▶ _Exercise prompt_:
Among the lines below, list those containing the string "content".

-- START Data for the task --

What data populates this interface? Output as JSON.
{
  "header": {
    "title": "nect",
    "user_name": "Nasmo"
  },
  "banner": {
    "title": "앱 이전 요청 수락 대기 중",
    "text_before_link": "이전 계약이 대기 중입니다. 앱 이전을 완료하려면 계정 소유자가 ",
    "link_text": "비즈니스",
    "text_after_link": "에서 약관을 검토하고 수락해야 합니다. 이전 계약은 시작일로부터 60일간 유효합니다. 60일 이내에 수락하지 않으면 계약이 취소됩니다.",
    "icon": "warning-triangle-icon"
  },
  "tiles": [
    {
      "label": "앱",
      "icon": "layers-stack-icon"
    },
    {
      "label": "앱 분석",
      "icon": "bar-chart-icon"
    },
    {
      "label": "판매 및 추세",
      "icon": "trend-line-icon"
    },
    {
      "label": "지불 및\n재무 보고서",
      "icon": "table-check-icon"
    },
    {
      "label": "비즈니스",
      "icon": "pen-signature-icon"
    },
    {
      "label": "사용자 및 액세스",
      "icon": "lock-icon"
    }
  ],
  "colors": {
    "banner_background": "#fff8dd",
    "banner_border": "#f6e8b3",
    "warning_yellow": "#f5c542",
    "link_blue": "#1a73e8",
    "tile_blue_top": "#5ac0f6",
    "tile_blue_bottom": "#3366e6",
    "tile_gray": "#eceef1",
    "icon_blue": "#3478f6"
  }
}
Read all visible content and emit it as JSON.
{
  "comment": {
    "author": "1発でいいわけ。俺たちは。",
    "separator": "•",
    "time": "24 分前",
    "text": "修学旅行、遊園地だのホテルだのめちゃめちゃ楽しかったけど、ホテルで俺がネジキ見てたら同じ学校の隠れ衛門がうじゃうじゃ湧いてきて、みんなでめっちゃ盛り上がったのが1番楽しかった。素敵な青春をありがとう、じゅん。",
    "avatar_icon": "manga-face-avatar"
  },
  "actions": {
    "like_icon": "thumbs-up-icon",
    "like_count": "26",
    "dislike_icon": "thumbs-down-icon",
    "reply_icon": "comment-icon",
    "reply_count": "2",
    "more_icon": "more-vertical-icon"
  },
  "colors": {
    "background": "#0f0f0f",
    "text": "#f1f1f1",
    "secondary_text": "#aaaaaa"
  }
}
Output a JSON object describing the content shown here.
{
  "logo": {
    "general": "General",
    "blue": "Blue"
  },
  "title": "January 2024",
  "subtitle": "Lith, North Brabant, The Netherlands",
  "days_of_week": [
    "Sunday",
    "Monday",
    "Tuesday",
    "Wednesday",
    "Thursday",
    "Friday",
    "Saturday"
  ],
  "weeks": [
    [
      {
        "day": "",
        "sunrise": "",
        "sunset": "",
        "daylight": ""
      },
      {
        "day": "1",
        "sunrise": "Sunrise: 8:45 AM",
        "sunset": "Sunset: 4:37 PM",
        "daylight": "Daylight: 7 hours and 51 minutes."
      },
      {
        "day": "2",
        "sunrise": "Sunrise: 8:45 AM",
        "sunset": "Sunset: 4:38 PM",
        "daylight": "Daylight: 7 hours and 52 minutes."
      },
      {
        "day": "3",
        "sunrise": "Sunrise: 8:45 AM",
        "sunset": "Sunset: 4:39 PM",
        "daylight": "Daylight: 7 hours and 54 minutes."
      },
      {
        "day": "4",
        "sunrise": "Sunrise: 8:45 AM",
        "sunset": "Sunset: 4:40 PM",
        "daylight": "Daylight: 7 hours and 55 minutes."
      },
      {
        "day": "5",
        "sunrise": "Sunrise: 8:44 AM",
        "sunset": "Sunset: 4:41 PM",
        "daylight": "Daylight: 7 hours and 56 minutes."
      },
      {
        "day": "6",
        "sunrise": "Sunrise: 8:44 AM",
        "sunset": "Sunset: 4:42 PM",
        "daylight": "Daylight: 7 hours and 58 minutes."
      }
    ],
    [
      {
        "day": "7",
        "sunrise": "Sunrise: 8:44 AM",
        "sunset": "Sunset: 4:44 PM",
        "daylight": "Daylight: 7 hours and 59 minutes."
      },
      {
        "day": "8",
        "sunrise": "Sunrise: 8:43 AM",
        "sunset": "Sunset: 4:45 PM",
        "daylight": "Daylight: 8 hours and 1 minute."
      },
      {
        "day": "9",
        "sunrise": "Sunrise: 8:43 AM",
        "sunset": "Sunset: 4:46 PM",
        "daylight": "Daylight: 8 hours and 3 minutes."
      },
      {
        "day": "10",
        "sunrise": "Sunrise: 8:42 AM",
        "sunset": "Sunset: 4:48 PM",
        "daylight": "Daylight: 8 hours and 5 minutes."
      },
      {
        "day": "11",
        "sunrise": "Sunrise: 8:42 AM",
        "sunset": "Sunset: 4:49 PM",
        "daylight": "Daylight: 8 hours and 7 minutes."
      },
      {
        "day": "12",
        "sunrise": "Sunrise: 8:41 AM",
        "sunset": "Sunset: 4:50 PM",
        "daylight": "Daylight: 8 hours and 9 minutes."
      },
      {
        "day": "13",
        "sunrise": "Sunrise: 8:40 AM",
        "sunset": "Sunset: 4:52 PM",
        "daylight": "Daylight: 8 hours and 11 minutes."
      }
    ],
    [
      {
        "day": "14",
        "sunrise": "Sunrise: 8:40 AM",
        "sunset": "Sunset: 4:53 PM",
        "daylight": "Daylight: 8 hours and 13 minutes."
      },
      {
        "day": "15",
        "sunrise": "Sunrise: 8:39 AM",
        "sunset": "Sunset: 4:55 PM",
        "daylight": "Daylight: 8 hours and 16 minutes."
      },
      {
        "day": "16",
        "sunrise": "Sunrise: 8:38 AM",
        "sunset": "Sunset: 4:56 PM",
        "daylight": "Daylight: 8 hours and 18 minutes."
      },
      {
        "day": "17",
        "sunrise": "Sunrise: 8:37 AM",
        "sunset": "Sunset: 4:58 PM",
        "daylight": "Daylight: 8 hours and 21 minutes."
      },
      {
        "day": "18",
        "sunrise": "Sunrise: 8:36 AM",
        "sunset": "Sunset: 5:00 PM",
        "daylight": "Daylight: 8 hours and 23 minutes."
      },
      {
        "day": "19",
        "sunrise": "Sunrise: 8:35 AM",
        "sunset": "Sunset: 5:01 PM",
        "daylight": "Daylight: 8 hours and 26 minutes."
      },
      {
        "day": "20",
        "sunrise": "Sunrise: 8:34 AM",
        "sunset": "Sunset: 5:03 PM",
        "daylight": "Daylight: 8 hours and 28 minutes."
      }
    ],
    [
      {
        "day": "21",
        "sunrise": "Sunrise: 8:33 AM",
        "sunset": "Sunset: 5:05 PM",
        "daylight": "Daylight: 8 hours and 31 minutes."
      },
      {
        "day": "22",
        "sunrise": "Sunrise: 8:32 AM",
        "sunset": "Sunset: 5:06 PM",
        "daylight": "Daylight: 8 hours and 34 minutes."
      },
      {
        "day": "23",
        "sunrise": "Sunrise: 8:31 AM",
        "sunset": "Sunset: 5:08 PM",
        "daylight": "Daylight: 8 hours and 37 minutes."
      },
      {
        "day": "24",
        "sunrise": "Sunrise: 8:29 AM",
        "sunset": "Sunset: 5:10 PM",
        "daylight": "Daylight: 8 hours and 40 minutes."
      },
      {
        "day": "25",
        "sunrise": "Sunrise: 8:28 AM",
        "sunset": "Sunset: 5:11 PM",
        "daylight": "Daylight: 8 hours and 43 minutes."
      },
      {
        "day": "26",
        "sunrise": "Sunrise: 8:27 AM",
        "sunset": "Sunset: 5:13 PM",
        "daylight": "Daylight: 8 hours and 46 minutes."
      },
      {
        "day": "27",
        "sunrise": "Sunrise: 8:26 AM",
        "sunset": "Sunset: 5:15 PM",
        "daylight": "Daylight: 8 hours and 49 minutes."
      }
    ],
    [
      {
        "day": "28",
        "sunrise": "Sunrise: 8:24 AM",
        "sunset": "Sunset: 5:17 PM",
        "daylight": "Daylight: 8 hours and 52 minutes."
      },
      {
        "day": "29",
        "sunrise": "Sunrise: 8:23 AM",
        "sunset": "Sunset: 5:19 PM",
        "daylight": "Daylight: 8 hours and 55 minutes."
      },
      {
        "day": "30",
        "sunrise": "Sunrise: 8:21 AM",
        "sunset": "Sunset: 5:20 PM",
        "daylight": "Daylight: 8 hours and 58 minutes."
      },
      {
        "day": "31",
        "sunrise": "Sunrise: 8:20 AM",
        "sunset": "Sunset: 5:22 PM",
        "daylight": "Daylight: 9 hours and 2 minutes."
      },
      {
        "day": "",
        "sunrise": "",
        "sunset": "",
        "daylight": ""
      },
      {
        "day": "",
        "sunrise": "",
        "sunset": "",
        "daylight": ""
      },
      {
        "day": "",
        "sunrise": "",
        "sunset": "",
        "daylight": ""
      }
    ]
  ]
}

-- END Data for the task --

▶ _Solution for this task_:
Read all visible content and emit it as JSON.
Output a JSON object describing the content shown here.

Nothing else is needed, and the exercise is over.